┌─ SOURCE DATA

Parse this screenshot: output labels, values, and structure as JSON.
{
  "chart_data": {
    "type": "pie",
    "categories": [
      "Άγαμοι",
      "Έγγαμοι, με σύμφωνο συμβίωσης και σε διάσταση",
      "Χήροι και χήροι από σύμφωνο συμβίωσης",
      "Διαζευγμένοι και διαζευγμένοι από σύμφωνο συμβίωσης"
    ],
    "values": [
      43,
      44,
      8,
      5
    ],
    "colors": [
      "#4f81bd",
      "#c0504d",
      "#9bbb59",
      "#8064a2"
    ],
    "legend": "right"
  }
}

└─

_DIRECTIONS FOR THIS TASK_
Using the data above, return each line exactly as written.

_COMPLETED TASK_
Parse this screenshot: output labels, values, and structure as JSON.
{
  "chart_data": {
    "type": "pie",
    "categories": [
      "Άγαμοι",
      "Έγγαμοι, με σύμφωνο συμβίωσης και σε διάσταση",
      "Χήροι και χήροι από σύμφωνο συμβίωσης",
      "Διαζευγμένοι και διαζευγμένοι από σύμφωνο συμβίωσης"
    ],
    "values": [
      43,
      44,
      8,
      5
    ],
    "colors": [
      "#4f81bd",
      "#c0504d",
      "#9bbb59",
      "#8064a2"
    ],
    "legend": "right"
  }
}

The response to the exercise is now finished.